RECORDS FOR THIS TASK:
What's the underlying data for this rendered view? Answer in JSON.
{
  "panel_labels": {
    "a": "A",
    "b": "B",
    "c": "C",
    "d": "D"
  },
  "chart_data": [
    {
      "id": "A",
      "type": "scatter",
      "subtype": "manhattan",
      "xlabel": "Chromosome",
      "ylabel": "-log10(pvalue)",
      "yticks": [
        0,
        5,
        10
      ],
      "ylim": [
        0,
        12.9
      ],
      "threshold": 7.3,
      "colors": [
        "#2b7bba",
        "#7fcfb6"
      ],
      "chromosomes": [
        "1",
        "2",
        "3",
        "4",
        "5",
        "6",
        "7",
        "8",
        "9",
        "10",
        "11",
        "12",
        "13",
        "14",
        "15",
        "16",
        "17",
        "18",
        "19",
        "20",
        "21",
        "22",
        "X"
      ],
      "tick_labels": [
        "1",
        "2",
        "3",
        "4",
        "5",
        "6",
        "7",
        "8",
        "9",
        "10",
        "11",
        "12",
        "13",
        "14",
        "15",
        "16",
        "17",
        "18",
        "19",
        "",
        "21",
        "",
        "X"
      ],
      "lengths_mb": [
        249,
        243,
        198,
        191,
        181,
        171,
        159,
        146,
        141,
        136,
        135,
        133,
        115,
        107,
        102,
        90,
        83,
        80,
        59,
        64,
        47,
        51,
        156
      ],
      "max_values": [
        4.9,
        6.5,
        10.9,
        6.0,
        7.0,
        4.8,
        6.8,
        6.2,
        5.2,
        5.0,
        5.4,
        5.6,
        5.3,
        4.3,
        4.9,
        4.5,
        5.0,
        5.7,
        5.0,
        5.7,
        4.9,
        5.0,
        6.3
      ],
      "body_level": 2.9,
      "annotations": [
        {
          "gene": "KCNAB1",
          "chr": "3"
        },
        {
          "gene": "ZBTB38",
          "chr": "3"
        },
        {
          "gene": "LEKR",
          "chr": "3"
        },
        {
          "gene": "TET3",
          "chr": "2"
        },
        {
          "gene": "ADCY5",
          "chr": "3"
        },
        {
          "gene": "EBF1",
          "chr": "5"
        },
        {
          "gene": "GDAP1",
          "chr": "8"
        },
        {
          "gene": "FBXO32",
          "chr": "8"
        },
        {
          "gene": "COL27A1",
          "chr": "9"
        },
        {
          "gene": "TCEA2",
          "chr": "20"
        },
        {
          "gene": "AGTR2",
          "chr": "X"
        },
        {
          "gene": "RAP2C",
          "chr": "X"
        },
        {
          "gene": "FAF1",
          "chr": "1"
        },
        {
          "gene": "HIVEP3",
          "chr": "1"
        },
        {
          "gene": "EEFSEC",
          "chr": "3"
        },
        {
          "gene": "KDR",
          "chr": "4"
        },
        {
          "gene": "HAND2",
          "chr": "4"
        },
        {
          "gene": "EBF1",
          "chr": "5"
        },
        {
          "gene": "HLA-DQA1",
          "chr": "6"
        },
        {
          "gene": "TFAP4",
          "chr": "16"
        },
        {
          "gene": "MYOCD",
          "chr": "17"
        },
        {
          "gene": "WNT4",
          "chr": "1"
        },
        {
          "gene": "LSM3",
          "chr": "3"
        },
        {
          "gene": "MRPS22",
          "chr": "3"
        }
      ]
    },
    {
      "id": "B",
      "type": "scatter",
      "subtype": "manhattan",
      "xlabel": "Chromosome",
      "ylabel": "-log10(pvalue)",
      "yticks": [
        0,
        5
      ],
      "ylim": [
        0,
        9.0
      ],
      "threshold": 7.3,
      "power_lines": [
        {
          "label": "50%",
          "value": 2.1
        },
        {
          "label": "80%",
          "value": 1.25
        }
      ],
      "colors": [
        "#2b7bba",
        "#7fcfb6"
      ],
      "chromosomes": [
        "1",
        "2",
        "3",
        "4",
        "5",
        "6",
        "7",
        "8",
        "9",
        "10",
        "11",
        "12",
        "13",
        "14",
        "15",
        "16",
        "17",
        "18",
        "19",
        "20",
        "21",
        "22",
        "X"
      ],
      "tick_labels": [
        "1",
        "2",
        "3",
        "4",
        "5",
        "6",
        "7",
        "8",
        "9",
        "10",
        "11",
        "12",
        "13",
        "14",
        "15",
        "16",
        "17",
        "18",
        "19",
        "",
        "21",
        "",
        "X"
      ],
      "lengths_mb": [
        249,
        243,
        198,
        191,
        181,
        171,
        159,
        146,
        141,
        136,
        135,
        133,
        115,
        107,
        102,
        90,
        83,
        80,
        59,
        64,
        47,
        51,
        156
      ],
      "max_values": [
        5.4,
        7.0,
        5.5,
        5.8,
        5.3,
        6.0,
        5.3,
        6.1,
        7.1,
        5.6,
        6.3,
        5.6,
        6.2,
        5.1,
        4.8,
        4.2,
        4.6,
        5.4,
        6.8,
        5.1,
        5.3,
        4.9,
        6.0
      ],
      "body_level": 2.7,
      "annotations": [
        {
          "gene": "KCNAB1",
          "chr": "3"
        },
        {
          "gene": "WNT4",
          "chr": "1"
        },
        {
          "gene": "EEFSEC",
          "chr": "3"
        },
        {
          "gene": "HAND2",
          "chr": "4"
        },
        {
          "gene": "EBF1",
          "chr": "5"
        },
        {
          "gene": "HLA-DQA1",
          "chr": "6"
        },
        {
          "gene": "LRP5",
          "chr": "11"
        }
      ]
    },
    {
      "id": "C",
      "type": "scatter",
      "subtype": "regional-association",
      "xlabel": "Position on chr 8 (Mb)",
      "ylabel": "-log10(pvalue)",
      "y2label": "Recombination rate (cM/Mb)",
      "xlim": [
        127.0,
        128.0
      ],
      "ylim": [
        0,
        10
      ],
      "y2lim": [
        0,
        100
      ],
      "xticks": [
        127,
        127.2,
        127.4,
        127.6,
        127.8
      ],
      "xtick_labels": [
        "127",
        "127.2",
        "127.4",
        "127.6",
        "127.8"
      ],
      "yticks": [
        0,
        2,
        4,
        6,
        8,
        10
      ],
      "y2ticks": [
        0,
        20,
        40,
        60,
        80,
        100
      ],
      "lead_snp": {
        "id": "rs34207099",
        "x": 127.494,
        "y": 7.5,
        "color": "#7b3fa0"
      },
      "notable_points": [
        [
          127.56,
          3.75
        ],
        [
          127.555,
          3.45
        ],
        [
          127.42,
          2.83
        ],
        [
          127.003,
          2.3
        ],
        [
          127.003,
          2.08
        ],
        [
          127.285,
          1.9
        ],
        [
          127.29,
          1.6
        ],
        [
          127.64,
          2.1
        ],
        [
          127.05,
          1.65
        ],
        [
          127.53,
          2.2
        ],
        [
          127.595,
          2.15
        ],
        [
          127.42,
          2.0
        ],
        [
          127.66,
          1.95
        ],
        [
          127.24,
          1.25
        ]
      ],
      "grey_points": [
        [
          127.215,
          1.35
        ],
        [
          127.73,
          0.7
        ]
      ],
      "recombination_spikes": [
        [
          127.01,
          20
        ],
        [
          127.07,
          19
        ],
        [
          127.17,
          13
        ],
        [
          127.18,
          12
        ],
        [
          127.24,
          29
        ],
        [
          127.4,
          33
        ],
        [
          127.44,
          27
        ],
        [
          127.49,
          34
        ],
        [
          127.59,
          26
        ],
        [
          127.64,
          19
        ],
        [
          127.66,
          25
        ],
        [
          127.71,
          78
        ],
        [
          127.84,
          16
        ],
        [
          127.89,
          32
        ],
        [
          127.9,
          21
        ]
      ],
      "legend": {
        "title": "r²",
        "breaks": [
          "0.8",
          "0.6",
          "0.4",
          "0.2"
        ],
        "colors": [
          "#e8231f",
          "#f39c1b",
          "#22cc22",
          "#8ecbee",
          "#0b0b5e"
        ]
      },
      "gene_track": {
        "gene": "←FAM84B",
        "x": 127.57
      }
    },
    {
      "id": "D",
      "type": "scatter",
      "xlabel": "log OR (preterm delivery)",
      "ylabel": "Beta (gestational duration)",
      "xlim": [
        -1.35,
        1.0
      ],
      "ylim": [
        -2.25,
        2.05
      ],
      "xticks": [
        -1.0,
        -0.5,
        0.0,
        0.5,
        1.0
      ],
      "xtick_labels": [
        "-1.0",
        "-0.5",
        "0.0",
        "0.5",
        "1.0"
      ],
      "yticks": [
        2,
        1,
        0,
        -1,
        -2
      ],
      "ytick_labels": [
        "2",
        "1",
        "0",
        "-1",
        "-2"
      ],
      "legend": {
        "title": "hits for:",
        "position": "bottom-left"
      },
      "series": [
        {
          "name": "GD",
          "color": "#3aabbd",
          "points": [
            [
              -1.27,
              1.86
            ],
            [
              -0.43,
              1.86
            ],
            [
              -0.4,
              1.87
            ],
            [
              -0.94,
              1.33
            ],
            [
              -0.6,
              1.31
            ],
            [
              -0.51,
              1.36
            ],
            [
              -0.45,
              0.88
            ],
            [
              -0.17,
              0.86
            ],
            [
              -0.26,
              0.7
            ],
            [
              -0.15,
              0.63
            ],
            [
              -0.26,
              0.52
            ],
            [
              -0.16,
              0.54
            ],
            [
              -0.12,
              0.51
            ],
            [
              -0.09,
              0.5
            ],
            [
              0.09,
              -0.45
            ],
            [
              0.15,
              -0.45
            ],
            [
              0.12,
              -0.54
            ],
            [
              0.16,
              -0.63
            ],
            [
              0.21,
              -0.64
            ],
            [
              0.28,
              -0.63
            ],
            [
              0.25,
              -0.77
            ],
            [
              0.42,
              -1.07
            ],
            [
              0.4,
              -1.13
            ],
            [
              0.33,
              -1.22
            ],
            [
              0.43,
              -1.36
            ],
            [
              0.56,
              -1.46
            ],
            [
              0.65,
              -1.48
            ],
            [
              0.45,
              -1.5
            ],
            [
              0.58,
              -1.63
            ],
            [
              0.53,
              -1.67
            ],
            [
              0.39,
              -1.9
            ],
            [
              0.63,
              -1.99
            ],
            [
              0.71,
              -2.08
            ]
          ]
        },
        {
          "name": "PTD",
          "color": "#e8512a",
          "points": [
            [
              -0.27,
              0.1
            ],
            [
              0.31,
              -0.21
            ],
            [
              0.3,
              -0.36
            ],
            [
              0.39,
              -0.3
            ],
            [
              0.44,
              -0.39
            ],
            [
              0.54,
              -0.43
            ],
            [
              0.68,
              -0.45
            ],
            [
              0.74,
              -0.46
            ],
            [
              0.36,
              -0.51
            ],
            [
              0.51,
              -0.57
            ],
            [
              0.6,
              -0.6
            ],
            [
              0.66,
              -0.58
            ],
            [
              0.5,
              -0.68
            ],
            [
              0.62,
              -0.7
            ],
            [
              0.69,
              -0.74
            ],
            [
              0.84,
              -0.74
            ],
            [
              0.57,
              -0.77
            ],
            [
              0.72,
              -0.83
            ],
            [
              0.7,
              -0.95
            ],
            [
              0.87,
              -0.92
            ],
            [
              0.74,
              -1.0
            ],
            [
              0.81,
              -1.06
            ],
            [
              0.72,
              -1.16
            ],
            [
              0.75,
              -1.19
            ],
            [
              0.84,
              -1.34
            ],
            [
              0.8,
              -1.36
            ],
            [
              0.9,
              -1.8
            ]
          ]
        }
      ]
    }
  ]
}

SET PROBLEM: From the entries above, extract each line containing "xlabel".

ANSWER TO THE TASK:
      "xlabel": "Chromosome",
      "xlabel": "Chromosome",
      "xlabel": "Position on chr 8 (Mb)",
      "xlabel": "log OR (preterm delivery)",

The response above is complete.